### [EXERCISE OBJECTIVE]
Using the listing below, extract each line that has the word "Period" in it.

### [Items from a figure collection]
_ _ _ _ _

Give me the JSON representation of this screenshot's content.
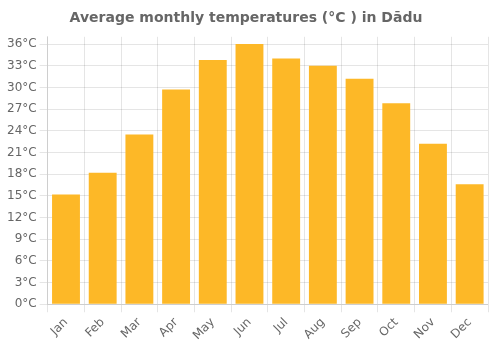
{
  "chart_data": {
    "type": "bar",
    "title": "Average monthly temperatures (°C ) in Dādu",
    "categories": [
      "Jan",
      "Feb",
      "Mar",
      "Apr",
      "May",
      "Jun",
      "Jul",
      "Aug",
      "Sep",
      "Oct",
      "Nov",
      "Dec"
    ],
    "values": [
      15.2,
      18.2,
      23.5,
      29.7,
      33.8,
      36.0,
      34.0,
      33.0,
      31.2,
      27.8,
      22.2,
      16.6
    ],
    "color": "#FDB827",
    "ylim": [
      0,
      37
    ],
    "yticks": [
      {
        "value": 0,
        "label": "0°C"
      },
      {
        "value": 3,
        "label": "3°C"
      },
      {
        "value": 6,
        "label": "6°C"
      },
      {
        "value": 9,
        "label": "9°C"
      },
      {
        "value": 12,
        "label": "12°C"
      },
      {
        "value": 15,
        "label": "15°C"
      },
      {
        "value": 18,
        "label": "18°C"
      },
      {
        "value": 21,
        "label": "21°C"
      },
      {
        "value": 24,
        "label": "24°C"
      },
      {
        "value": 27,
        "label": "27°C"
      },
      {
        "value": 30,
        "label": "30°C"
      },
      {
        "value": 33,
        "label": "33°C"
      },
      {
        "value": 36,
        "label": "36°C"
      }
    ],
    "grid": true
  }
}
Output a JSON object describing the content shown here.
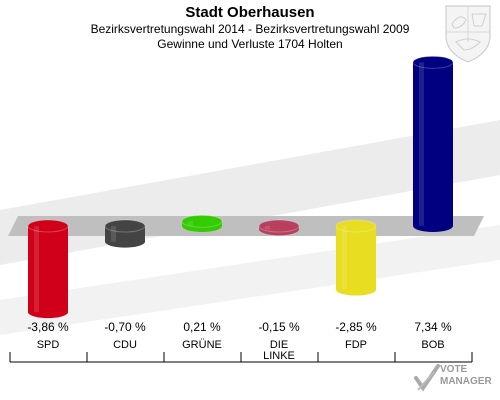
{
  "header": {
    "title": "Stadt Oberhausen",
    "subtitle1": "Bezirksvertretungswahl 2014 - Bezirksvertretungswahl 2009",
    "subtitle2": "Gewinne und Verluste 1704 Holten"
  },
  "watermark": {
    "line1": "VOTE",
    "line2": "MANAGER"
  },
  "colors": {
    "SPD": "#d0001a",
    "CDU": "#444444",
    "GRÜNE": "#33cc00",
    "DIE LINKE": "#b8405e",
    "FDP": "#e8dd20",
    "BOB": "#000080",
    "band": "#bfbfbf",
    "background_stripes": "#ececec"
  },
  "chart_data": {
    "type": "bar",
    "categories": [
      "SPD",
      "CDU",
      "GRÜNE",
      "DIE LINKE",
      "FDP",
      "BOB"
    ],
    "values": [
      -3.86,
      -0.7,
      0.21,
      -0.15,
      -2.85,
      7.34
    ],
    "value_labels": [
      "-3,86 %",
      "-0,70 %",
      "0,21 %",
      "-0,15 %",
      "-2,85 %",
      "7,34 %"
    ],
    "category_labels": [
      [
        "SPD"
      ],
      [
        "CDU"
      ],
      [
        "GRÜNE"
      ],
      [
        "DIE",
        "LINKE"
      ],
      [
        "FDP"
      ],
      [
        "BOB"
      ]
    ],
    "title": "Stadt Oberhausen",
    "xlabel": "",
    "ylabel": "",
    "grid": false,
    "legend": "none"
  }
}
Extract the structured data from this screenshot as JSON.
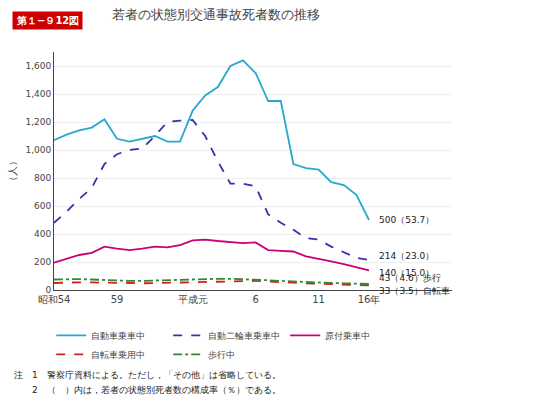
{
  "chart_data": {
    "type": "line",
    "title": "若者の状態別交通事故死者数の推移",
    "y_label": "（人）",
    "categories": [
      "昭和54",
      null,
      null,
      null,
      null,
      "59",
      null,
      null,
      null,
      null,
      null,
      "平成元",
      null,
      null,
      null,
      null,
      "6",
      null,
      null,
      null,
      null,
      "11",
      null,
      null,
      null,
      "16年"
    ],
    "series": [
      {
        "name": "自動車乗車中",
        "color": "#29a8cc",
        "line_style": "solid",
        "values": [
          1070,
          1110,
          1140,
          1160,
          1220,
          1080,
          1060,
          1080,
          1100,
          1060,
          1060,
          1280,
          1390,
          1450,
          1600,
          1640,
          1550,
          1350,
          1350,
          900,
          870,
          860,
          770,
          750,
          680,
          500
        ]
      },
      {
        "name": "自動二輪車乗車中",
        "color": "#3333aa",
        "line_style": "dashed",
        "values": [
          480,
          560,
          650,
          730,
          900,
          970,
          1000,
          1010,
          1100,
          1200,
          1210,
          1215,
          1100,
          920,
          760,
          760,
          740,
          540,
          480,
          430,
          370,
          360,
          310,
          270,
          230,
          214
        ]
      },
      {
        "name": "原付乗車中",
        "color": "#cc0077",
        "line_style": "solid",
        "values": [
          195,
          225,
          250,
          265,
          310,
          295,
          285,
          295,
          310,
          305,
          320,
          355,
          360,
          350,
          340,
          335,
          340,
          285,
          280,
          275,
          240,
          225,
          205,
          185,
          165,
          140
        ]
      },
      {
        "name": "自転車乗用中",
        "color": "#cc2222",
        "line_style": "dashed",
        "values": [
          50,
          54,
          55,
          54,
          54,
          52,
          50,
          48,
          50,
          52,
          55,
          58,
          60,
          62,
          65,
          65,
          65,
          60,
          58,
          52,
          48,
          45,
          42,
          40,
          38,
          33
        ]
      },
      {
        "name": "歩行中",
        "color": "#338833",
        "line_style": "dashdot",
        "values": [
          75,
          78,
          78,
          75,
          70,
          68,
          65,
          65,
          68,
          70,
          72,
          75,
          80,
          80,
          80,
          78,
          75,
          70,
          65,
          60,
          55,
          52,
          50,
          48,
          45,
          43
        ]
      }
    ],
    "ylim": [
      0,
      1700
    ],
    "yticks": [
      0,
      200,
      400,
      600,
      800,
      {
        "value": 1000,
        "label": "1,000"
      },
      {
        "value": 1200,
        "label": "1,200"
      },
      {
        "value": 1400,
        "label": "1,400"
      },
      {
        "value": 1600,
        "label": "1,600"
      }
    ],
    "grid": true,
    "legend": "bottom",
    "annotations": [
      {
        "text": "第１−９12図"
      },
      {
        "text": "500（53.7）",
        "series": "自動車乗車中"
      },
      {
        "text": "214（23.0）",
        "series": "自動二輪車乗車中"
      },
      {
        "text": "140（15.0）",
        "series": "原付乗車中"
      },
      {
        "text": "43（4.6）歩行",
        "series": "歩行中"
      },
      {
        "text": "33（3.5）自転車",
        "series": "自転車乗用中"
      },
      {
        "text": "注　1　警察庁資料による。ただし，「その他」は省略している。"
      },
      {
        "text": "　　2　（　）内は，若者の状態別死者数の構成率（％）である。"
      }
    ]
  }
}
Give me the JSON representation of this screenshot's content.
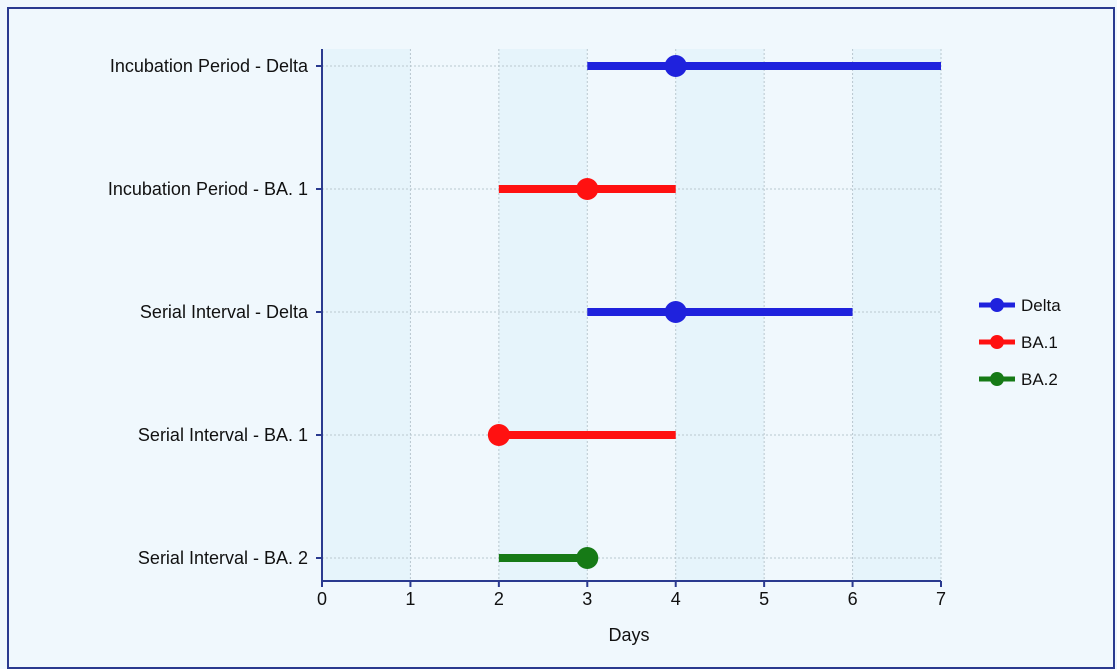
{
  "chart_data": {
    "type": "dot-range",
    "title": "",
    "xlabel": "Days",
    "ylabel": "",
    "xlim": [
      0,
      7
    ],
    "x_ticks": [
      "0",
      "1",
      "2",
      "3",
      "4",
      "5",
      "6",
      "7"
    ],
    "grid": true,
    "legend_position": "right",
    "categories": [
      "Incubation Period - Delta",
      "Incubation Period - BA. 1",
      "Serial Interval - Delta",
      "Serial Interval - BA. 1",
      "Serial Interval - BA. 2"
    ],
    "rows": [
      {
        "category": "Incubation Period - Delta",
        "variant": "Delta",
        "point": 4,
        "low": 3,
        "high": 7
      },
      {
        "category": "Incubation Period - BA. 1",
        "variant": "BA.1",
        "point": 3,
        "low": 2,
        "high": 4
      },
      {
        "category": "Serial Interval - Delta",
        "variant": "Delta",
        "point": 4,
        "low": 3,
        "high": 6
      },
      {
        "category": "Serial Interval - BA. 1",
        "variant": "BA.1",
        "point": 2,
        "low": 2,
        "high": 4
      },
      {
        "category": "Serial Interval - BA. 2",
        "variant": "BA.2",
        "point": 3,
        "low": 2,
        "high": 3
      }
    ],
    "series": [
      {
        "name": "Delta",
        "color": "#1f22dd"
      },
      {
        "name": "BA.1",
        "color": "#ff1111"
      },
      {
        "name": "BA.2",
        "color": "#167a16"
      }
    ],
    "colors": {
      "plot_band": "#e6f4fb",
      "plot_background": "#f0f8fd",
      "axis": "#2a3a8f",
      "grid": "#b9c7cf"
    }
  }
}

_ _ _ _ _

### [SOLUTION FOR THIS TASK]
      "Incubation Period - Delta",
      "Incubation Period - BA. 1",
        "category": "Incubation Period - Delta",
        "category": "Incubation Period - BA. 1",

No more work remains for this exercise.